═════ Source material

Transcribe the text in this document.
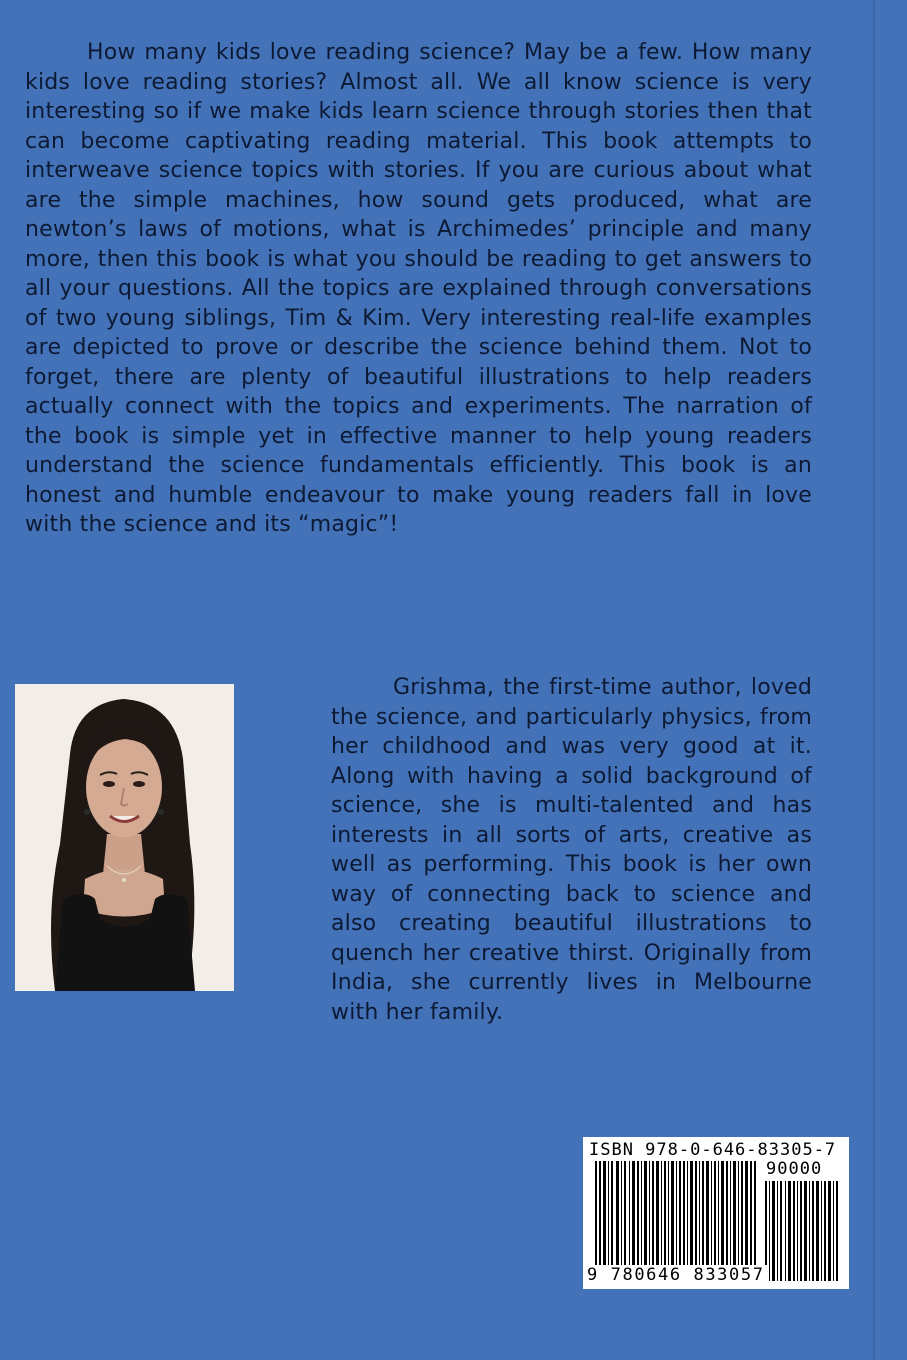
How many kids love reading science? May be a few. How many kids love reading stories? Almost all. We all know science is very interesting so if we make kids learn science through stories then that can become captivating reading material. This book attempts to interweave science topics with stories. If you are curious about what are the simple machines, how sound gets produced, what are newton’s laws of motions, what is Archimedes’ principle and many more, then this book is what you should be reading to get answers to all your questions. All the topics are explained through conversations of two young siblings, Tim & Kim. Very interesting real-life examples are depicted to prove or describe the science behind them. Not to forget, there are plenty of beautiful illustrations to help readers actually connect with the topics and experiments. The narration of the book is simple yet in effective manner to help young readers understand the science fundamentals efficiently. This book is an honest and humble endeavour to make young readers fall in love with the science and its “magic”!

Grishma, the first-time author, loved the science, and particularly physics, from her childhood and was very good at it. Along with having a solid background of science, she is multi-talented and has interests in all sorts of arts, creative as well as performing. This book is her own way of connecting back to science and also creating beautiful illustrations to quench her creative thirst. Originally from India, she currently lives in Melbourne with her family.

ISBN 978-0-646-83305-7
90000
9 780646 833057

══════════

# Task statement
Leave the pictures out and reproduce each record exactly as written.

# Full response
Transcribe the text in this document.
How many kids love reading science? May be a few. How many kids love reading stories? Almost all. We all know science is very interesting so if we make kids learn science through stories then that can become captivating reading material. This book attempts to interweave science topics with stories. If you are curious about what are the simple machines, how sound gets produced, what are newton’s laws of motions, what is Archimedes’ principle and many more, then this book is what you should be reading to get answers to all your questions. All the topics are explained through conversations of two young siblings, Tim & Kim. Very interesting real-life examples are depicted to prove or describe the science behind them. Not to forget, there are plenty of beautiful illustrations to help readers actually connect with the topics and experiments. The narration of the book is simple yet in effective manner to help young readers understand the science fundamentals efficiently. This book is an honest and humble endeavour to make young readers fall in love with the science and its “magic”!

Grishma, the first-time author, loved the science, and particularly physics, from her childhood and was very good at it. Along with having a solid background of science, she is multi-talented and has interests in all sorts of arts, creative as well as performing. This book is her own way of connecting back to science and also creating beautiful illustrations to quench her creative thirst. Originally from India, she currently lives in Melbourne with her family.

ISBN 978-0-646-83305-7
90000
9 780646 833057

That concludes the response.